Can you print the data exactly and leave out each image?
-------- Supplied material --------
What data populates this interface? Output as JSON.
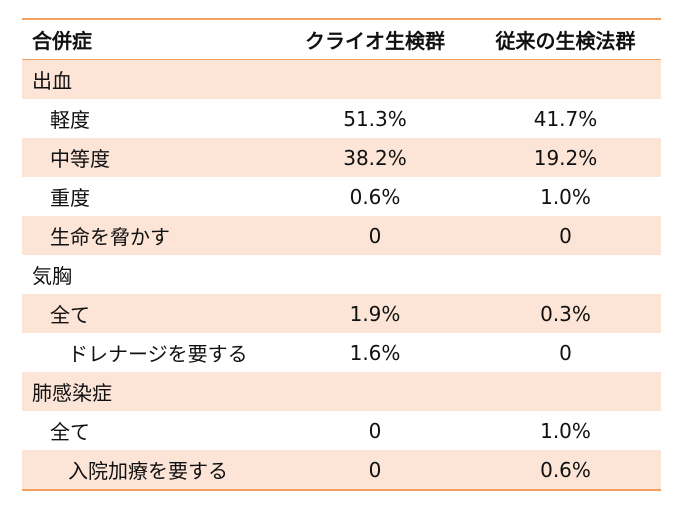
{
  "table": {
    "headers": [
      "合併症",
      "クライオ生検群",
      "従来の生検法群"
    ],
    "rows": [
      {
        "label": "出血",
        "col1": "",
        "col2": "",
        "level": 0,
        "shaded": true
      },
      {
        "label": "軽度",
        "col1": "51.3%",
        "col2": "41.7%",
        "level": 1,
        "shaded": false
      },
      {
        "label": "中等度",
        "col1": "38.2%",
        "col2": "19.2%",
        "level": 1,
        "shaded": true
      },
      {
        "label": "重度",
        "col1": "0.6%",
        "col2": "1.0%",
        "level": 1,
        "shaded": false
      },
      {
        "label": "生命を脅かす",
        "col1": "0",
        "col2": "0",
        "level": 1,
        "shaded": true
      },
      {
        "label": "気胸",
        "col1": "",
        "col2": "",
        "level": 0,
        "shaded": false
      },
      {
        "label": "全て",
        "col1": "1.9%",
        "col2": "0.3%",
        "level": 1,
        "shaded": true
      },
      {
        "label": "ドレナージを要する",
        "col1": "1.6%",
        "col2": "0",
        "level": 2,
        "shaded": false
      },
      {
        "label": "肺感染症",
        "col1": "",
        "col2": "",
        "level": 0,
        "shaded": true
      },
      {
        "label": "全て",
        "col1": "0",
        "col2": "1.0%",
        "level": 1,
        "shaded": false
      },
      {
        "label": "入院加療を要する",
        "col1": "0",
        "col2": "0.6%",
        "level": 2,
        "shaded": true
      }
    ]
  },
  "colors": {
    "border": "#f0a060",
    "shade": "#fce4d6"
  }
}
--------
* **Output for this exercise**
What data populates this interface? Output as JSON.
{
  "table": {
    "headers": [
      "合併症",
      "クライオ生検群",
      "従来の生検法群"
    ],
    "rows": [
      {
        "label": "出血",
        "col1": "",
        "col2": "",
        "level": 0,
        "shaded": true
      },
      {
        "label": "軽度",
        "col1": "51.3%",
        "col2": "41.7%",
        "level": 1,
        "shaded": false
      },
      {
        "label": "中等度",
        "col1": "38.2%",
        "col2": "19.2%",
        "level": 1,
        "shaded": true
      },
      {
        "label": "重度",
        "col1": "0.6%",
        "col2": "1.0%",
        "level": 1,
        "shaded": false
      },
      {
        "label": "生命を脅かす",
        "col1": "0",
        "col2": "0",
        "level": 1,
        "shaded": true
      },
      {
        "label": "気胸",
        "col1": "",
        "col2": "",
        "level": 0,
        "shaded": false
      },
      {
        "label": "全て",
        "col1": "1.9%",
        "col2": "0.3%",
        "level": 1,
        "shaded": true
      },
      {
        "label": "ドレナージを要する",
        "col1": "1.6%",
        "col2": "0",
        "level": 2,
        "shaded": false
      },
      {
        "label": "肺感染症",
        "col1": "",
        "col2": "",
        "level": 0,
        "shaded": true
      },
      {
        "label": "全て",
        "col1": "0",
        "col2": "1.0%",
        "level": 1,
        "shaded": false
      },
      {
        "label": "入院加療を要する",
        "col1": "0",
        "col2": "0.6%",
        "level": 2,
        "shaded": true
      }
    ]
  },
  "colors": {
    "border": "#f0a060",
    "shade": "#fce4d6"
  }
}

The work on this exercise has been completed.